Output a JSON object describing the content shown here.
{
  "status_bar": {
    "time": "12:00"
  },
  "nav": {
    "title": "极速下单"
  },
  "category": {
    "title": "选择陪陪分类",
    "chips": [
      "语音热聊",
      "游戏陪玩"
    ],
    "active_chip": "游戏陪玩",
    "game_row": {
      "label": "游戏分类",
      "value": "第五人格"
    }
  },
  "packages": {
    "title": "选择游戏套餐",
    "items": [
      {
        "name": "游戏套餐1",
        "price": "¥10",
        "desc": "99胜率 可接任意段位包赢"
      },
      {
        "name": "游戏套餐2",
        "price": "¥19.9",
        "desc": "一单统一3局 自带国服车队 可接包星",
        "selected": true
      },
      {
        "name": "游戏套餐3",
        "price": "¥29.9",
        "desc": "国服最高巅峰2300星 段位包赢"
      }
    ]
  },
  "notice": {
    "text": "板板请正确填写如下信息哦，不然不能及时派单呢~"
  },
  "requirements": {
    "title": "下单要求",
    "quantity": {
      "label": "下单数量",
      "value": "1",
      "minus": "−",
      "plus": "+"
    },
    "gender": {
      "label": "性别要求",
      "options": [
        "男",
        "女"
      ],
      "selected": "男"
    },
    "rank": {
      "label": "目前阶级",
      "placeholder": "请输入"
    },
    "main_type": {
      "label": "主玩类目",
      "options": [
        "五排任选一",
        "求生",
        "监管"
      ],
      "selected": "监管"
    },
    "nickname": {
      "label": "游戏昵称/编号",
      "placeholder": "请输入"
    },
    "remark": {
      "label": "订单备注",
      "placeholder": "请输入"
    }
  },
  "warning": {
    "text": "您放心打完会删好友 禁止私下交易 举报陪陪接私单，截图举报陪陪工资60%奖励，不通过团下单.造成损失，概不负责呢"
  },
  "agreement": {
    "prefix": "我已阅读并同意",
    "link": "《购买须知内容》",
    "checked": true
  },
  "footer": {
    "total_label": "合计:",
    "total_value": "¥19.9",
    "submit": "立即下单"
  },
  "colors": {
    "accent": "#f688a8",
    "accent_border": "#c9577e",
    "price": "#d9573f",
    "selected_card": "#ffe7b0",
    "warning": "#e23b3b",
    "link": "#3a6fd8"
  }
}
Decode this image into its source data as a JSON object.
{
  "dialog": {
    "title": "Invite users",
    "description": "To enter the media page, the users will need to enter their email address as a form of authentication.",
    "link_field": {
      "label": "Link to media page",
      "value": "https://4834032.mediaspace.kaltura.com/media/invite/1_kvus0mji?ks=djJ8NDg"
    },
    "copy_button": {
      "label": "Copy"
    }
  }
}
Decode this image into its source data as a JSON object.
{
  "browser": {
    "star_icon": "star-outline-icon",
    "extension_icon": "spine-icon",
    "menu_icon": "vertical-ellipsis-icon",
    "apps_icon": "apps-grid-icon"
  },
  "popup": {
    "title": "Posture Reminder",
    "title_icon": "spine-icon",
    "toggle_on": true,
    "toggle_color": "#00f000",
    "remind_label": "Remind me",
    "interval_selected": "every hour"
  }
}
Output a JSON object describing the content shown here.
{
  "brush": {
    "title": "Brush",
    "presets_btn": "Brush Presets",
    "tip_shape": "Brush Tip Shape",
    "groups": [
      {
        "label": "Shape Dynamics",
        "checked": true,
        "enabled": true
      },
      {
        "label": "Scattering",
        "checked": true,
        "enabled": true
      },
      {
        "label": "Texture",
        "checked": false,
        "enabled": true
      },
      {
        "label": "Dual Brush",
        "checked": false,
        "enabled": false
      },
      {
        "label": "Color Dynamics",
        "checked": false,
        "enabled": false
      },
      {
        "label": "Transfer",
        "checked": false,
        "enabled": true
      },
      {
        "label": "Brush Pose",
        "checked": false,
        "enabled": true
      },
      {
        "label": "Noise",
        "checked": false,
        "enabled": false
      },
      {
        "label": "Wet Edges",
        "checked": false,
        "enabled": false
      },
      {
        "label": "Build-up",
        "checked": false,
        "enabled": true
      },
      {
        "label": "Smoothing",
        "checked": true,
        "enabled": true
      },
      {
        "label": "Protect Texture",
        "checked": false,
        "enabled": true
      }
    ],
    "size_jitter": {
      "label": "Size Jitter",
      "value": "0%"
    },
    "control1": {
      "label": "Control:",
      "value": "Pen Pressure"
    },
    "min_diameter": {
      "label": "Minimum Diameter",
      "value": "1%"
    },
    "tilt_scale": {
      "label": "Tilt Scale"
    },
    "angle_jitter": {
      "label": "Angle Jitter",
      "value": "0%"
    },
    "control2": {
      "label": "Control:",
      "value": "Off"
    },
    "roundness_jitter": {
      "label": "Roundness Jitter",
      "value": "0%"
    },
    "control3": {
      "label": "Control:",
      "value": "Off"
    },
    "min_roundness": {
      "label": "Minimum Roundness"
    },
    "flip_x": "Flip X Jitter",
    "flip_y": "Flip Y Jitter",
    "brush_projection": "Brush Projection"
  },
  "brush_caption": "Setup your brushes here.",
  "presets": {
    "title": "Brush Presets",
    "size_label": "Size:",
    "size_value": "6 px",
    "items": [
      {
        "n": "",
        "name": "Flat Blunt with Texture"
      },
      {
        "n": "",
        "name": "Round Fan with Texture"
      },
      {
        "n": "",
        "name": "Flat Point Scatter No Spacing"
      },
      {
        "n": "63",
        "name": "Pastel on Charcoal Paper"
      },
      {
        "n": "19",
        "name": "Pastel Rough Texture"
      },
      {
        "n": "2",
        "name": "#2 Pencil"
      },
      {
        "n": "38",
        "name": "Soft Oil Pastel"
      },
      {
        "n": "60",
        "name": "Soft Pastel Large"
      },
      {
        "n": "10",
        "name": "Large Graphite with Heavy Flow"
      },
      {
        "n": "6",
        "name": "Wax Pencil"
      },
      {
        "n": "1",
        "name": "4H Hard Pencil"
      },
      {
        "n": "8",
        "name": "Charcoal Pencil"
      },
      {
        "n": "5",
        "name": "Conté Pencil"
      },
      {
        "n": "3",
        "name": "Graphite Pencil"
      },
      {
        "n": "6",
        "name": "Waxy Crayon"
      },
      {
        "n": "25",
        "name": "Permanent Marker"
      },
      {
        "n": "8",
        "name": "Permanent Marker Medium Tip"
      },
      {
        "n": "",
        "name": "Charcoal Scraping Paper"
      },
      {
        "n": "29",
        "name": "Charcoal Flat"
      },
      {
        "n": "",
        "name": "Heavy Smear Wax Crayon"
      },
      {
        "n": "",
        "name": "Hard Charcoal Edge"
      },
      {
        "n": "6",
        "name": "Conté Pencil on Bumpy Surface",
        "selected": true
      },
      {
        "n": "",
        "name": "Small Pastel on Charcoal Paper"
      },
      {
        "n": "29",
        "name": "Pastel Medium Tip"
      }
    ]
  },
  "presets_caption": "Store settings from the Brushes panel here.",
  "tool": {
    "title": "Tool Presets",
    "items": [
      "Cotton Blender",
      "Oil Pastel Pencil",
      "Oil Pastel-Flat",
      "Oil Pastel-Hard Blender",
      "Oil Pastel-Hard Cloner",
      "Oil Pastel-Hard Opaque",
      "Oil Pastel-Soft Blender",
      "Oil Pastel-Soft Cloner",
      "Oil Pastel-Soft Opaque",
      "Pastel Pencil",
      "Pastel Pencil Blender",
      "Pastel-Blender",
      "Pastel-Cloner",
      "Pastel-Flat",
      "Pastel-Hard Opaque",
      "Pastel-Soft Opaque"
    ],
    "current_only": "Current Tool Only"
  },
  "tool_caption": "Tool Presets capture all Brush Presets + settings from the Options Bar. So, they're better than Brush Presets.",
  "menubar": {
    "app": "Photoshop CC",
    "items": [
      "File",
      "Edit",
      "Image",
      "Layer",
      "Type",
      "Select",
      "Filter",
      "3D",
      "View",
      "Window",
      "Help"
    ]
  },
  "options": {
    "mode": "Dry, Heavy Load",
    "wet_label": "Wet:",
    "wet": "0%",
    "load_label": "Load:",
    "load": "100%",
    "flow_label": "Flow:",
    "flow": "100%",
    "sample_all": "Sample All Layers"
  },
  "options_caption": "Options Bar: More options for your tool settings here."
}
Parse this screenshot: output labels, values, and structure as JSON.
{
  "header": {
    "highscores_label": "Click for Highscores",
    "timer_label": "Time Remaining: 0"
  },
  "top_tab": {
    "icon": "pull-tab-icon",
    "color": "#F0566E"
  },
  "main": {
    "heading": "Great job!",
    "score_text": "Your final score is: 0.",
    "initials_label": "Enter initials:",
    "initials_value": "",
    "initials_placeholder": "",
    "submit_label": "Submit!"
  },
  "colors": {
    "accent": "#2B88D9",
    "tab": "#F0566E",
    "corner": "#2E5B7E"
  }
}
= = = =
Identify each line in the records above that contains the word "Soft", and copy it out in full.

        "name": "Soft Oil Pastel"
        "name": "Soft Pastel Large"
      "Oil Pastel-Soft Blender",
      "Oil Pastel-Soft Cloner",
      "Oil Pastel-Soft Opaque",
      "Pastel-Soft Opaque"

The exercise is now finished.